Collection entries
━━━━━━━━━━━━━━━━━━━━

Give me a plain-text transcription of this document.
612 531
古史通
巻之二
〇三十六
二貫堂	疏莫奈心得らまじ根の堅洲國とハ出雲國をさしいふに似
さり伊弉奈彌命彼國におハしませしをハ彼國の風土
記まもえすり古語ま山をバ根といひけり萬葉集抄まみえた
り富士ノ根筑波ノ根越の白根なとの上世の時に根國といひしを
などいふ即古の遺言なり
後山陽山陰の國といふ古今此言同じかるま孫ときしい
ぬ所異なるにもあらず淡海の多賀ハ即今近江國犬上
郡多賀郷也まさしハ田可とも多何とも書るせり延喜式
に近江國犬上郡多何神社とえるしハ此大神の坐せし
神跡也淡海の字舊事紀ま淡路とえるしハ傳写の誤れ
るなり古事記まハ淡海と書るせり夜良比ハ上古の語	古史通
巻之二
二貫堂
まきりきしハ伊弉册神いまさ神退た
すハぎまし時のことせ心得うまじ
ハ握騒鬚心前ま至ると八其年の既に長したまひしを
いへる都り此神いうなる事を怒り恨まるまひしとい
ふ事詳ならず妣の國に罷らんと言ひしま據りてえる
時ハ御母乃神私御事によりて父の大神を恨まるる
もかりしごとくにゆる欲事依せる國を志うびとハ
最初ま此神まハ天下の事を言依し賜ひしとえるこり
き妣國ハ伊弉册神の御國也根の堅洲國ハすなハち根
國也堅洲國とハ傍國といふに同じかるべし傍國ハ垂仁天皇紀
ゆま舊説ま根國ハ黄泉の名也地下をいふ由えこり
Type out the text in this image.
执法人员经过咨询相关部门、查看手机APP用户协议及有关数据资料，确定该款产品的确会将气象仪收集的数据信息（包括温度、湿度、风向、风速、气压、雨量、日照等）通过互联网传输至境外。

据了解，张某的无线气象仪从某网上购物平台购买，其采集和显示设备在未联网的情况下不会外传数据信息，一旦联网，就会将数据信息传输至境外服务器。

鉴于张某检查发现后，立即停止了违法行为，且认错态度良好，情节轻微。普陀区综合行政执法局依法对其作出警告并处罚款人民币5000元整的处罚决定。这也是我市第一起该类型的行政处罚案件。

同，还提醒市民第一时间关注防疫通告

━━━━━━━━━━━━━━━━━━━━

◆ Exercise objective ◆
Each line from the one containing "Type out the text in this image." to the final line of the entries above must be returned exactly, and no other line may appear.

◆ Written answer ◆
Type out the text in this image.
执法人员经过咨询相关部门、查看手机APP用户协议及有关数据资料，确定该款产品的确会将气象仪收集的数据信息（包括温度、湿度、风向、风速、气压、雨量、日照等）通过互联网传输至境外。

据了解，张某的无线气象仪从某网上购物平台购买，其采集和显示设备在未联网的情况下不会外传数据信息，一旦联网，就会将数据信息传输至境外服务器。

鉴于张某检查发现后，立即停止了违法行为，且认错态度良好，情节轻微。普陀区综合行政执法局依法对其作出警告并处罚款人民币5000元整的处罚决定。这也是我市第一起该类型的行政处罚案件。

同，还提醒市民第一时间关注防疫通告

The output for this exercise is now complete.